Goal of the exercise: Where a line of the material contains the string "name", copy that line.

Stored rows:
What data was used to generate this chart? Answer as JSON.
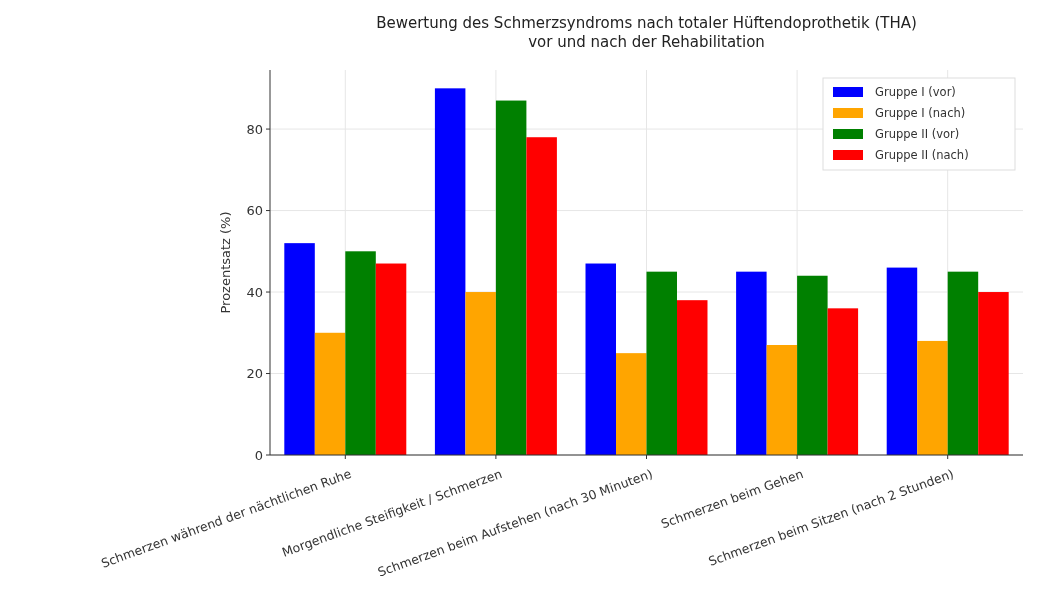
{
  "chart_data": {
    "type": "bar",
    "title": "Bewertung des Schmerzsyndroms nach totaler Hüftendoprothetik (THA)\nvor und nach der Rehabilitation",
    "ylabel": "Prozentsatz (%)",
    "categories": [
      "Schmerzen während der nächtlichen Ruhe",
      "Morgendliche Steifigkeit / Schmerzen",
      "Schmerzen beim Aufstehen (nach 30 Minuten)",
      "Schmerzen beim Gehen",
      "Schmerzen beim Sitzen (nach 2 Stunden)"
    ],
    "series": [
      {
        "name": "Gruppe I (vor)",
        "color": "#0000ff",
        "values": [
          52,
          90,
          47,
          45,
          46
        ]
      },
      {
        "name": "Gruppe I (nach)",
        "color": "#ffa500",
        "values": [
          30,
          40,
          25,
          27,
          28
        ]
      },
      {
        "name": "Gruppe II (vor)",
        "color": "#008000",
        "values": [
          50,
          87,
          45,
          44,
          45
        ]
      },
      {
        "name": "Gruppe II (nach)",
        "color": "#ff0000",
        "values": [
          47,
          78,
          38,
          36,
          40
        ]
      }
    ],
    "ylim": [
      0,
      94.5
    ],
    "yticks": [
      0,
      20,
      40,
      60,
      80
    ],
    "grid": true,
    "legend": "top right"
  }
}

Reply to the exercise:
        "name": "Gruppe I (vor)",
        "name": "Gruppe I (nach)",
        "name": "Gruppe II (vor)",
        "name": "Gruppe II (nach)",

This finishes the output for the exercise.